Requirement: Only the number is wanted: count the lines in the data with "pattern" in them.

Data for this exercise:
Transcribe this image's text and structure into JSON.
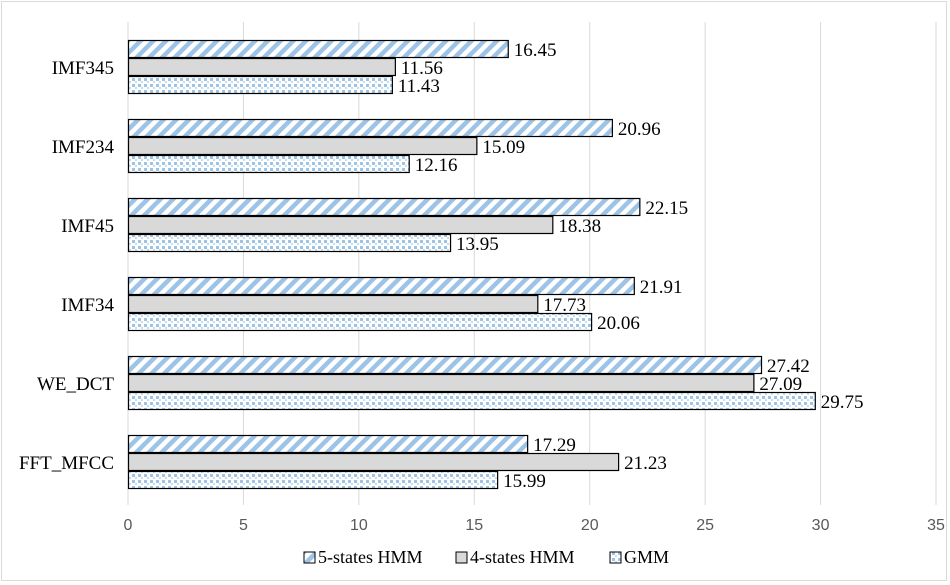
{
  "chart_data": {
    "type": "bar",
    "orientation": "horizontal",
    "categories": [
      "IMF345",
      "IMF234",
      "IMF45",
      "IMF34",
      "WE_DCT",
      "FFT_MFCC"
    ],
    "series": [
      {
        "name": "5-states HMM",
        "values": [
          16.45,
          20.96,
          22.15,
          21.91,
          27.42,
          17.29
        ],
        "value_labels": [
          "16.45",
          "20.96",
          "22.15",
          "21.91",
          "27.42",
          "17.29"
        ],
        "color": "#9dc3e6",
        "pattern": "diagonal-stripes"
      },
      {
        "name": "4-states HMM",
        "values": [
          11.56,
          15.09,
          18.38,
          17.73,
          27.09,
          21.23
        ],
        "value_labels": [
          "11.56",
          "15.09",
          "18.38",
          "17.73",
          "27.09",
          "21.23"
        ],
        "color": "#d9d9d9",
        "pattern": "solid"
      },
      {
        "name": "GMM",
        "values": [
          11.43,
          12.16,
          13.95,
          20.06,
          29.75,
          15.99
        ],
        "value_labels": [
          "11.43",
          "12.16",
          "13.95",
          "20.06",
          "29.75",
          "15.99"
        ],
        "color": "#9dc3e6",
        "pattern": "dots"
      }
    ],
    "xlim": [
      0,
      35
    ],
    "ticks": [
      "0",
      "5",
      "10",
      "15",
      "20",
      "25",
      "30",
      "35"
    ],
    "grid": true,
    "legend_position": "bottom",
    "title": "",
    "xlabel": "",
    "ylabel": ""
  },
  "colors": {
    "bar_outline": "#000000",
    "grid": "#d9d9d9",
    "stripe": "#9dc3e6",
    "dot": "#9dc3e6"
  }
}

Response for this exercise: 3